Task directions
Every line with the word "drawLayout" in it should be extracted from the data that follows.
——
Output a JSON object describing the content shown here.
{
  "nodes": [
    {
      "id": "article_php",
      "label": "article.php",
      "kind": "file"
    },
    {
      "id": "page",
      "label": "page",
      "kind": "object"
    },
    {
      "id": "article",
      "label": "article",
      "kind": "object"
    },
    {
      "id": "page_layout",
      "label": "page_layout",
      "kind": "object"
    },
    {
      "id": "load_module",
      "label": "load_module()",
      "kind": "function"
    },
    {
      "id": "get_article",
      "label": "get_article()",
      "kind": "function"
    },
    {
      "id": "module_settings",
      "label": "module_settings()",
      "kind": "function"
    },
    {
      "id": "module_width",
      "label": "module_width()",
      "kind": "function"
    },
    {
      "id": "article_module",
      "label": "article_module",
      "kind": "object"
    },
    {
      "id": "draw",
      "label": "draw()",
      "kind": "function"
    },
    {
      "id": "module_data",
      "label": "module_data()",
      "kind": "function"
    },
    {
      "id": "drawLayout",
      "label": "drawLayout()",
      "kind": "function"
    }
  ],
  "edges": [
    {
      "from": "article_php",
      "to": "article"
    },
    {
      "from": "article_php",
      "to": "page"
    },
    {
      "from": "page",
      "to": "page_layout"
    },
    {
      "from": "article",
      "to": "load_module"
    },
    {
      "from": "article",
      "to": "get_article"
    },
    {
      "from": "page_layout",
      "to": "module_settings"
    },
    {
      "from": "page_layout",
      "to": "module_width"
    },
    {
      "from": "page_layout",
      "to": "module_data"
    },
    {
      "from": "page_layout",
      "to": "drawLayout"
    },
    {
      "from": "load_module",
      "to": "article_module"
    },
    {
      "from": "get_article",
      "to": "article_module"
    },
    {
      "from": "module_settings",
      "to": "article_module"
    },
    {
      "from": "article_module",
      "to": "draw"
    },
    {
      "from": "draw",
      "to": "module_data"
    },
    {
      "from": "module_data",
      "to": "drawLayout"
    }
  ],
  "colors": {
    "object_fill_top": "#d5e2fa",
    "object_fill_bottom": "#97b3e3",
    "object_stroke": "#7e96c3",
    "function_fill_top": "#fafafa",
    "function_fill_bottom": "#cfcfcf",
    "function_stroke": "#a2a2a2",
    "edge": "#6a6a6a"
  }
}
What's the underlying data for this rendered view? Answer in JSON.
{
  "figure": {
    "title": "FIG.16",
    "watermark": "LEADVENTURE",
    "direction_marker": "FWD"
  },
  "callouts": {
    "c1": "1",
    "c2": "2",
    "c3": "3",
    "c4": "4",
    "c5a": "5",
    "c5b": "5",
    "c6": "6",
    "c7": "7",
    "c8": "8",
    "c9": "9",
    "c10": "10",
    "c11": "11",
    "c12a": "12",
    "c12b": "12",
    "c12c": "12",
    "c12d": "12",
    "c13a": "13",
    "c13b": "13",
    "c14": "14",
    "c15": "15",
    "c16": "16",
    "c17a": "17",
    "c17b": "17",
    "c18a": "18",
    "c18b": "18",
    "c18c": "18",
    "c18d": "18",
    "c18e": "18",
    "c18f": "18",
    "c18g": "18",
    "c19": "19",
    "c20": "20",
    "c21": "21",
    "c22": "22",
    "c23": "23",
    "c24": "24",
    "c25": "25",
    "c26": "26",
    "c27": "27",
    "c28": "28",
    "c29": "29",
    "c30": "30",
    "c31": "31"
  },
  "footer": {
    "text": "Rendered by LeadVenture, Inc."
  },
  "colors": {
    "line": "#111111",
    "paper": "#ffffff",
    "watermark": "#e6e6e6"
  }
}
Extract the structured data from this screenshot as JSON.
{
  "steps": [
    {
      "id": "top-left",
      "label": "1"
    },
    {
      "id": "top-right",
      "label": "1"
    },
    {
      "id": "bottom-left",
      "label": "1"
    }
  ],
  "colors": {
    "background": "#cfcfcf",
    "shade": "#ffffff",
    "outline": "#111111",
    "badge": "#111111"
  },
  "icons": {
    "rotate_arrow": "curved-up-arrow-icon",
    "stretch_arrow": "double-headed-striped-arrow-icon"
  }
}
——
Full solution
      "id": "drawLayout",
      "label": "drawLayout()",
      "to": "drawLayout"
      "to": "drawLayout"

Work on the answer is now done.